BEGIN Listed entries

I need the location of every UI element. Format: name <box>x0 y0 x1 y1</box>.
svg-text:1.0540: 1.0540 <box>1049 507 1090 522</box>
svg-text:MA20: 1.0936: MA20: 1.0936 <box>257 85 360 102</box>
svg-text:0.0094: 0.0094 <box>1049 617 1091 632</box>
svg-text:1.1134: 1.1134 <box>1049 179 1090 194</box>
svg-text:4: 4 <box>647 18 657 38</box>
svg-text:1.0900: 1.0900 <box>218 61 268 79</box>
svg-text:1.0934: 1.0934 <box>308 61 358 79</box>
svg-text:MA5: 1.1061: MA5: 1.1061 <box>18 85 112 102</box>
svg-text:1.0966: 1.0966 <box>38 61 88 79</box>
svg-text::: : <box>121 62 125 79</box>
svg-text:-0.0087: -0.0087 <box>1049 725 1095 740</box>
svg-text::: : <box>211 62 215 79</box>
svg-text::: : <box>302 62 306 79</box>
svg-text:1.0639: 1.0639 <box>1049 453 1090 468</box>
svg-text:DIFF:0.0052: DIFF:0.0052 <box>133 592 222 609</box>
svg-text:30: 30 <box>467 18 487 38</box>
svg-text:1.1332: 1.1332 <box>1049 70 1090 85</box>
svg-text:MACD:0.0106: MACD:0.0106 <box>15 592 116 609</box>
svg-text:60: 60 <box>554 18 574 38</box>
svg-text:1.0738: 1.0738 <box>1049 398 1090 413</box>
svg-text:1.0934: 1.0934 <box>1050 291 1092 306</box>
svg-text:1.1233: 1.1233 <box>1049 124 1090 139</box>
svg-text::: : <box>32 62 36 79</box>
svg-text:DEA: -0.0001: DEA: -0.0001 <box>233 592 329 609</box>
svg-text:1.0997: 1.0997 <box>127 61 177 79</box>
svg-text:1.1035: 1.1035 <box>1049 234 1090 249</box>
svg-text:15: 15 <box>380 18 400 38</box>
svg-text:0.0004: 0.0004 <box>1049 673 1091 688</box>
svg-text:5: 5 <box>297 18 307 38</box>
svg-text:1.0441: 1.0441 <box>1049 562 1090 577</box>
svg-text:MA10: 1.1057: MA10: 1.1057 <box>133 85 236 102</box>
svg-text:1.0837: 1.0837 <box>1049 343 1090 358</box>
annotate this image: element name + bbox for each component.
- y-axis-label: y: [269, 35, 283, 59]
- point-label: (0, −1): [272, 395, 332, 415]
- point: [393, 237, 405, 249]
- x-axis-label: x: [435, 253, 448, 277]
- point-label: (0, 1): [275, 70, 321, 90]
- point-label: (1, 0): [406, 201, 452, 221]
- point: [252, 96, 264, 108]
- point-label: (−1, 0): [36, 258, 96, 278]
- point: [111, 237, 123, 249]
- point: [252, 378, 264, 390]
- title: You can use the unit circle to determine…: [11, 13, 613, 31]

END Listed entries

▸ **Problem description**
Reproduce the listing word for word, from its very first line down through the line containing "svg-text:30: 30 <box>467 18 487 38</box>", with both of those lines included.

▸ **Task response**
I need the location of every UI element. Format: name <box>x0 y0 x1 y1</box>.
svg-text:1.0540: 1.0540 <box>1049 507 1090 522</box>
svg-text:MA20: 1.0936: MA20: 1.0936 <box>257 85 360 102</box>
svg-text:0.0094: 0.0094 <box>1049 617 1091 632</box>
svg-text:1.1134: 1.1134 <box>1049 179 1090 194</box>
svg-text:4: 4 <box>647 18 657 38</box>
svg-text:1.0900: 1.0900 <box>218 61 268 79</box>
svg-text:1.0934: 1.0934 <box>308 61 358 79</box>
svg-text:MA5: 1.1061: MA5: 1.1061 <box>18 85 112 102</box>
svg-text:1.0966: 1.0966 <box>38 61 88 79</box>
svg-text::: : <box>121 62 125 79</box>
svg-text:-0.0087: -0.0087 <box>1049 725 1095 740</box>
svg-text::: : <box>211 62 215 79</box>
svg-text::: : <box>302 62 306 79</box>
svg-text:1.0639: 1.0639 <box>1049 453 1090 468</box>
svg-text:DIFF:0.0052: DIFF:0.0052 <box>133 592 222 609</box>
svg-text:30: 30 <box>467 18 487 38</box>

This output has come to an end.